Given task> Return the complete listing that follows, with each line reproduced exactly.
....
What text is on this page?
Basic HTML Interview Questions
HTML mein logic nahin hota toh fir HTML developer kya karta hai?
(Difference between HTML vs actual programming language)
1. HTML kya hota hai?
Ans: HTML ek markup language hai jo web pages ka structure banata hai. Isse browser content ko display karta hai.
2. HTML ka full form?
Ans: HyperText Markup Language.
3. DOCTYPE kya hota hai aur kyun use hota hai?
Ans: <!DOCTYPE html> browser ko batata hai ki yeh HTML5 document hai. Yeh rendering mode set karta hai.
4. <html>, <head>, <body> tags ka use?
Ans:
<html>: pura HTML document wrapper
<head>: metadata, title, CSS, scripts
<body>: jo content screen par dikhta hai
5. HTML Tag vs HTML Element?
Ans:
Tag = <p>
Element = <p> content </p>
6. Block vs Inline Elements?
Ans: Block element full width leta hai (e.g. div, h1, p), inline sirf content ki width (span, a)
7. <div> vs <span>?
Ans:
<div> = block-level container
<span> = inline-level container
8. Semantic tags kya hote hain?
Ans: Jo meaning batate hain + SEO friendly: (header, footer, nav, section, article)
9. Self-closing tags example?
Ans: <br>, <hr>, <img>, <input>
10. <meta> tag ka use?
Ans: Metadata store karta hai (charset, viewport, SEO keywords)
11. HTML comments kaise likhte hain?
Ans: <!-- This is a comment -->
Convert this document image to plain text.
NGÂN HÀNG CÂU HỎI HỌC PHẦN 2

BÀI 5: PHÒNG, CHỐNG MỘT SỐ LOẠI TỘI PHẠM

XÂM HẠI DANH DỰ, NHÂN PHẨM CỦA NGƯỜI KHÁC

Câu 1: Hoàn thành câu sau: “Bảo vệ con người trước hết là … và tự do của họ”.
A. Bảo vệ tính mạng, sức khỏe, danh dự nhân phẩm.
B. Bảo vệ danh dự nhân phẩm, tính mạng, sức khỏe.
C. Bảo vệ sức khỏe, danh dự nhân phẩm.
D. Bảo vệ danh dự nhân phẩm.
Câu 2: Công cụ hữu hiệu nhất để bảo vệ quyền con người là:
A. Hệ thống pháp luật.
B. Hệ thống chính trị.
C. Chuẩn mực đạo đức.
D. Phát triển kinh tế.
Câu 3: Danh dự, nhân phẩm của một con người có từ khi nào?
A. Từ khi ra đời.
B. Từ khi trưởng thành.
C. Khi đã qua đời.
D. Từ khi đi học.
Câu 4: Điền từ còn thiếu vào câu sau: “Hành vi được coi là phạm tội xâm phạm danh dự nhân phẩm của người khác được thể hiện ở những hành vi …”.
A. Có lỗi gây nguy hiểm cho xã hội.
....
The reply>
What text is on this page?
Basic HTML Interview Questions
HTML mein logic nahin hota toh fir HTML developer kya karta hai?
(Difference between HTML vs actual programming language)
1. HTML kya hota hai?
Ans: HTML ek markup language hai jo web pages ka structure banata hai. Isse browser content ko display karta hai.
2. HTML ka full form?
Ans: HyperText Markup Language.
3. DOCTYPE kya hota hai aur kyun use hota hai?
Ans: <!DOCTYPE html> browser ko batata hai ki yeh HTML5 document hai. Yeh rendering mode set karta hai.
4. <html>, <head>, <body> tags ka use?
Ans:
<html>: pura HTML document wrapper
<head>: metadata, title, CSS, scripts
<body>: jo content screen par dikhta hai
5. HTML Tag vs HTML Element?
Ans:
Tag = <p>
Element = <p> content </p>
6. Block vs Inline Elements?
Ans: Block element full width leta hai (e.g. div, h1, p), inline sirf content ki width (span, a)
7. <div> vs <span>?
Ans:
<div> = block-level container
<span> = inline-level container
8. Semantic tags kya hote hain?
Ans: Jo meaning batate hain + SEO friendly: (header, footer, nav, section, article)
9. Self-closing tags example?
Ans: <br>, <hr>, <img>, <input>
10. <meta> tag ka use?
Ans: Metadata store karta hai (charset, viewport, SEO keywords)
11. HTML comments kaise likhte hain?
Ans: <!-- This is a comment -->
Convert this document image to plain text.
NGÂN HÀNG CÂU HỎI HỌC PHẦN 2

BÀI 5: PHÒNG, CHỐNG MỘT SỐ LOẠI TỘI PHẠM

XÂM HẠI DANH DỰ, NHÂN PHẨM CỦA NGƯỜI KHÁC

Câu 1: Hoàn thành câu sau: “Bảo vệ con người trước hết là … và tự do của họ”.
A. Bảo vệ tính mạng, sức khỏe, danh dự nhân phẩm.
B. Bảo vệ danh dự nhân phẩm, tính mạng, sức khỏe.
C. Bảo vệ sức khỏe, danh dự nhân phẩm.
D. Bảo vệ danh dự nhân phẩm.
Câu 2: Công cụ hữu hiệu nhất để bảo vệ quyền con người là:
A. Hệ thống pháp luật.
B. Hệ thống chính trị.
C. Chuẩn mực đạo đức.
D. Phát triển kinh tế.
Câu 3: Danh dự, nhân phẩm của một con người có từ khi nào?
A. Từ khi ra đời.
B. Từ khi trưởng thành.
C. Khi đã qua đời.
D. Từ khi đi học.
Câu 4: Điền từ còn thiếu vào câu sau: “Hành vi được coi là phạm tội xâm phạm danh dự nhân phẩm của người khác được thể hiện ở những hành vi …”.
A. Có lỗi gây nguy hiểm cho xã hội.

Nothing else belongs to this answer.